§ **EXERCISE**:
Start at the first line of the entries and stop after the line that contains "plot-frame [117,59,479,420]". Rewrite those lines with "y-tick-label" changed to "y-tick-text" and everything else left as it is.

§ **DATA PROVIDED**:
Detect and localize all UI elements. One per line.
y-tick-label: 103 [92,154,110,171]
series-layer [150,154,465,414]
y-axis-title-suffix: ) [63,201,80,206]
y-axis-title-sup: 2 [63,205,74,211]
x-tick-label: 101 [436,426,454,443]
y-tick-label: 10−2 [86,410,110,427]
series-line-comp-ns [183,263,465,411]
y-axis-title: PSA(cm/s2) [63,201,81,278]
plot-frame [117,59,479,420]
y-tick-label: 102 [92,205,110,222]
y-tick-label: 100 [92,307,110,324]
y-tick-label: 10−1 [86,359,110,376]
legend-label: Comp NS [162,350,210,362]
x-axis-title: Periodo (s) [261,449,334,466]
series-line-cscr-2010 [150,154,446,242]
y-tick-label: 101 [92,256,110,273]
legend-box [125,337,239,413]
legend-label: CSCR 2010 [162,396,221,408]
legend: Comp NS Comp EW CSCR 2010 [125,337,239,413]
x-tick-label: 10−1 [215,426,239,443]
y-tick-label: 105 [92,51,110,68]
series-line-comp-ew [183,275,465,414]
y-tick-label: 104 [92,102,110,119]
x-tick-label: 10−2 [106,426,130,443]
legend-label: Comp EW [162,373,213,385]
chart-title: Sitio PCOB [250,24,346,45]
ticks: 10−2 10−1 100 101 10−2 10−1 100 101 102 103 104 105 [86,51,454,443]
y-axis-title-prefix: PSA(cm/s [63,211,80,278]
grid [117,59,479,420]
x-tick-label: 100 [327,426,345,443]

§ **PROBLEM SOLUTION**:
Detect and localize all UI elements. One per line.
y-tick-text: 103 [92,154,110,171]
series-layer [150,154,465,414]
y-axis-title-suffix: ) [63,201,80,206]
y-axis-title-sup: 2 [63,205,74,211]
x-tick-label: 101 [436,426,454,443]
y-tick-text: 10−2 [86,410,110,427]
series-line-comp-ns [183,263,465,411]
y-axis-title: PSA(cm/s2) [63,201,81,278]
plot-frame [117,59,479,420]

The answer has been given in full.